## Materials provided
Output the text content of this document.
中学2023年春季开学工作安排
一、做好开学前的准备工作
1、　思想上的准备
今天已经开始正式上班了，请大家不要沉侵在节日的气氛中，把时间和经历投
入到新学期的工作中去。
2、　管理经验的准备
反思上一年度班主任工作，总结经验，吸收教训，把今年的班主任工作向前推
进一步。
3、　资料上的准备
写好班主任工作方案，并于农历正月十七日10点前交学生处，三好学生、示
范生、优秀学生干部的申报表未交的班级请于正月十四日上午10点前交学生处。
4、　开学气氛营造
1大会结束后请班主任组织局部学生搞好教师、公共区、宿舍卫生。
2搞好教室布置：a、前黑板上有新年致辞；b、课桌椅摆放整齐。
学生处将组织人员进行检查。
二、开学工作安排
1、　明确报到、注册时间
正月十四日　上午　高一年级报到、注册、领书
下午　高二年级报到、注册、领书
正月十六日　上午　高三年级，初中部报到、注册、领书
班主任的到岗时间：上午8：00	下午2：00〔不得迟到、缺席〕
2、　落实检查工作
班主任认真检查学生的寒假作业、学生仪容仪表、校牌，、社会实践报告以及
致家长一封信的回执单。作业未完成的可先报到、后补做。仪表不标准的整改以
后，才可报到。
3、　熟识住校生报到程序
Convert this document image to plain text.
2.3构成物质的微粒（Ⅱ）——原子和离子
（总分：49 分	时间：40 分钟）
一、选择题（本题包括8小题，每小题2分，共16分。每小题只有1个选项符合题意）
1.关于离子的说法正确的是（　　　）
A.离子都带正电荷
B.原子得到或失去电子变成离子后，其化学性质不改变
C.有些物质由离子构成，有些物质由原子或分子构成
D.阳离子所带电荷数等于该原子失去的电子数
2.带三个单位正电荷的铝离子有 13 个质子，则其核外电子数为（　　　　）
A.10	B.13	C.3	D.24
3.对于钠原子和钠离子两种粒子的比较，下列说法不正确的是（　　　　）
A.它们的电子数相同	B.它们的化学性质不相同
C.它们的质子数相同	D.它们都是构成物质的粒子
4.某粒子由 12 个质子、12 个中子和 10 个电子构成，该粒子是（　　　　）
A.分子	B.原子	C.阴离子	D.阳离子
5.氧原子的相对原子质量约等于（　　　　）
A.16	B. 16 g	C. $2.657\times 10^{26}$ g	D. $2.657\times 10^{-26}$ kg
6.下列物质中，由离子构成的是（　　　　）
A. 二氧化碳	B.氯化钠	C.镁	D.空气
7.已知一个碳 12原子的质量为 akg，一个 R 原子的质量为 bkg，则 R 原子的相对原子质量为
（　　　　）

## Task goal
Set down exactly what runs from the line with "Convert this document image to plain text." to the last line of the data above, including both of those lines and no others.

## Result of the exercise
Convert this document image to plain text.
2.3构成物质的微粒（Ⅱ）——原子和离子
（总分：49 分	时间：40 分钟）
一、选择题（本题包括8小题，每小题2分，共16分。每小题只有1个选项符合题意）
1.关于离子的说法正确的是（　　　）
A.离子都带正电荷
B.原子得到或失去电子变成离子后，其化学性质不改变
C.有些物质由离子构成，有些物质由原子或分子构成
D.阳离子所带电荷数等于该原子失去的电子数
2.带三个单位正电荷的铝离子有 13 个质子，则其核外电子数为（　　　　）
A.10	B.13	C.3	D.24
3.对于钠原子和钠离子两种粒子的比较，下列说法不正确的是（　　　　）
A.它们的电子数相同	B.它们的化学性质不相同
C.它们的质子数相同	D.它们都是构成物质的粒子
4.某粒子由 12 个质子、12 个中子和 10 个电子构成，该粒子是（　　　　）
A.分子	B.原子	C.阴离子	D.阳离子
5.氧原子的相对原子质量约等于（　　　　）
A.16	B. 16 g	C. $2.657\times 10^{26}$ g	D. $2.657\times 10^{-26}$ kg
6.下列物质中，由离子构成的是（　　　　）
A. 二氧化碳	B.氯化钠	C.镁	D.空气
7.已知一个碳 12原子的质量为 akg，一个 R 原子的质量为 bkg，则 R 原子的相对原子质量为
（　　　　）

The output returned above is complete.